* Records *
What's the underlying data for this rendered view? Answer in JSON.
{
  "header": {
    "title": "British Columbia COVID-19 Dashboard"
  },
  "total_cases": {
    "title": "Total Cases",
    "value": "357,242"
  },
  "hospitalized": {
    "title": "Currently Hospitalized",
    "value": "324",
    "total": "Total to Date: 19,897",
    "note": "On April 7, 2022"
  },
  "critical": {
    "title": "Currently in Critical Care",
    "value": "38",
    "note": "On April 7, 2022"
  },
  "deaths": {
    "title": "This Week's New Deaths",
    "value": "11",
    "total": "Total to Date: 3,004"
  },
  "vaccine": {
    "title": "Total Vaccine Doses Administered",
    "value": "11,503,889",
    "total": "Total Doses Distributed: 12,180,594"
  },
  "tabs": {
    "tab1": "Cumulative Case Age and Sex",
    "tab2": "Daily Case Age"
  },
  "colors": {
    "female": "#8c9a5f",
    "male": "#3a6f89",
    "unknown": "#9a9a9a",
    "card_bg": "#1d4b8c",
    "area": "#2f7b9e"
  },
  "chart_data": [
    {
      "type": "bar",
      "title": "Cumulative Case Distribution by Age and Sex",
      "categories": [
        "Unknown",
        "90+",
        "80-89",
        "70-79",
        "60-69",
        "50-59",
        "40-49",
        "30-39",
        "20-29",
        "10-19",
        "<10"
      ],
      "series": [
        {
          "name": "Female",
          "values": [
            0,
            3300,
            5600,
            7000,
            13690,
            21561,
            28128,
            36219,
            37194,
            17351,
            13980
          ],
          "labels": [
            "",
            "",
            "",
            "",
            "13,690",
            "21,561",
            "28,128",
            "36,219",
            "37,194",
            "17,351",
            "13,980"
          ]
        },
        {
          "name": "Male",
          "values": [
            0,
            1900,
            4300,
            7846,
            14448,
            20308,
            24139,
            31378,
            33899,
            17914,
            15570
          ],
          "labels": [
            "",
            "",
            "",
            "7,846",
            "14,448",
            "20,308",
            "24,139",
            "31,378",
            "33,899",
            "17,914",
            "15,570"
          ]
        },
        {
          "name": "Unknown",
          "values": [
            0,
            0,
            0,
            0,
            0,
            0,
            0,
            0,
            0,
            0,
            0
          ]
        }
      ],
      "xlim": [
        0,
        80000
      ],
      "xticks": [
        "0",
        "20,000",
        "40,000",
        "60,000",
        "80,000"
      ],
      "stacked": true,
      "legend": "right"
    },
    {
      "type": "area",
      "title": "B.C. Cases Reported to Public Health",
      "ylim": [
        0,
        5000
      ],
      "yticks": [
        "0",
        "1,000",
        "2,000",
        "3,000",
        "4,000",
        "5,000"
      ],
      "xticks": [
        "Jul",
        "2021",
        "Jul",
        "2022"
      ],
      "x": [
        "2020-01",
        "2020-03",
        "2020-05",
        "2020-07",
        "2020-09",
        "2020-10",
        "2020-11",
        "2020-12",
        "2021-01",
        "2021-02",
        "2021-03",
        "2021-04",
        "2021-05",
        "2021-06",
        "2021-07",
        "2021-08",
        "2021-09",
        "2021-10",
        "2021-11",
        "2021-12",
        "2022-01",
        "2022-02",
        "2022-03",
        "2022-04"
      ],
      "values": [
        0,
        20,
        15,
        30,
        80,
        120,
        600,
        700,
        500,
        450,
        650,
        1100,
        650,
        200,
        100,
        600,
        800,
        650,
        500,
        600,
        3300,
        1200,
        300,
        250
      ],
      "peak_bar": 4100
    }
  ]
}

* GIVEN EXERCISE *
In how many lines of the data does the string "Cumulative" appear? Give only the number.

* THE COMPLETED TASK *
2